What is needed:
Please print all of the material below, word for word.

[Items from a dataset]
# # # #

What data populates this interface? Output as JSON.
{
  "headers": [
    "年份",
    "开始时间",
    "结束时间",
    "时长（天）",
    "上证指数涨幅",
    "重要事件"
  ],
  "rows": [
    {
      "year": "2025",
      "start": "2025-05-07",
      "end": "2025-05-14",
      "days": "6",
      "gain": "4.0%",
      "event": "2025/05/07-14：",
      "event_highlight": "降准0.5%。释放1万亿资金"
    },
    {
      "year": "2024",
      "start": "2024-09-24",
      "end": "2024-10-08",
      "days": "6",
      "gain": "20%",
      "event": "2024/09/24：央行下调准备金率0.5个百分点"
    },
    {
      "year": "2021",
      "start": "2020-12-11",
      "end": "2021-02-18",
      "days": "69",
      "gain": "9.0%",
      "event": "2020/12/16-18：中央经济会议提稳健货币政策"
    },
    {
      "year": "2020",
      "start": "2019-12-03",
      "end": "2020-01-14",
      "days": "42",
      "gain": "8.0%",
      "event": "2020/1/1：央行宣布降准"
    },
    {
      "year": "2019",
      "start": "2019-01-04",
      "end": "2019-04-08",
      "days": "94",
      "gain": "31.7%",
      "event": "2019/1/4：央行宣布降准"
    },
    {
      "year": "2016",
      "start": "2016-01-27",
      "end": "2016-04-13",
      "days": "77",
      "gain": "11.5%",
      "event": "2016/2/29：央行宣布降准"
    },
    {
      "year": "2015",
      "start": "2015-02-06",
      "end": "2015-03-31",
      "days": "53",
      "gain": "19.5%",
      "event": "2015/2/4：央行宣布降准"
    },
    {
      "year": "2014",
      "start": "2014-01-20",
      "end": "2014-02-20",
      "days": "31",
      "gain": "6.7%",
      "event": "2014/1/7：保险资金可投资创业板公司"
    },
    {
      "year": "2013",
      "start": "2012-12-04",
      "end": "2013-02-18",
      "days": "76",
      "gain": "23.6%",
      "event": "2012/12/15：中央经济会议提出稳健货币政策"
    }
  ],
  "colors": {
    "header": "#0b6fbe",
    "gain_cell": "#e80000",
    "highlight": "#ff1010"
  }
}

# # # #

Full output:
What data populates this interface? Output as JSON.
{
  "headers": [
    "年份",
    "开始时间",
    "结束时间",
    "时长（天）",
    "上证指数涨幅",
    "重要事件"
  ],
  "rows": [
    {
      "year": "2025",
      "start": "2025-05-07",
      "end": "2025-05-14",
      "days": "6",
      "gain": "4.0%",
      "event": "2025/05/07-14：",
      "event_highlight": "降准0.5%。释放1万亿资金"
    },
    {
      "year": "2024",
      "start": "2024-09-24",
      "end": "2024-10-08",
      "days": "6",
      "gain": "20%",
      "event": "2024/09/24：央行下调准备金率0.5个百分点"
    },
    {
      "year": "2021",
      "start": "2020-12-11",
      "end": "2021-02-18",
      "days": "69",
      "gain": "9.0%",
      "event": "2020/12/16-18：中央经济会议提稳健货币政策"
    },
    {
      "year": "2020",
      "start": "2019-12-03",
      "end": "2020-01-14",
      "days": "42",
      "gain": "8.0%",
      "event": "2020/1/1：央行宣布降准"
    },
    {
      "year": "2019",
      "start": "2019-01-04",
      "end": "2019-04-08",
      "days": "94",
      "gain": "31.7%",
      "event": "2019/1/4：央行宣布降准"
    },
    {
      "year": "2016",
      "start": "2016-01-27",
      "end": "2016-04-13",
      "days": "77",
      "gain": "11.5%",
      "event": "2016/2/29：央行宣布降准"
    },
    {
      "year": "2015",
      "start": "2015-02-06",
      "end": "2015-03-31",
      "days": "53",
      "gain": "19.5%",
      "event": "2015/2/4：央行宣布降准"
    },
    {
      "year": "2014",
      "start": "2014-01-20",
      "end": "2014-02-20",
      "days": "31",
      "gain": "6.7%",
      "event": "2014/1/7：保险资金可投资创业板公司"
    },
    {
      "year": "2013",
      "start": "2012-12-04",
      "end": "2013-02-18",
      "days": "76",
      "gain": "23.6%",
      "event": "2012/12/15：中央经济会议提出稳健货币政策"
    }
  ],
  "colors": {
    "header": "#0b6fbe",
    "gain_cell": "#e80000",
    "highlight": "#ff1010"
  }
}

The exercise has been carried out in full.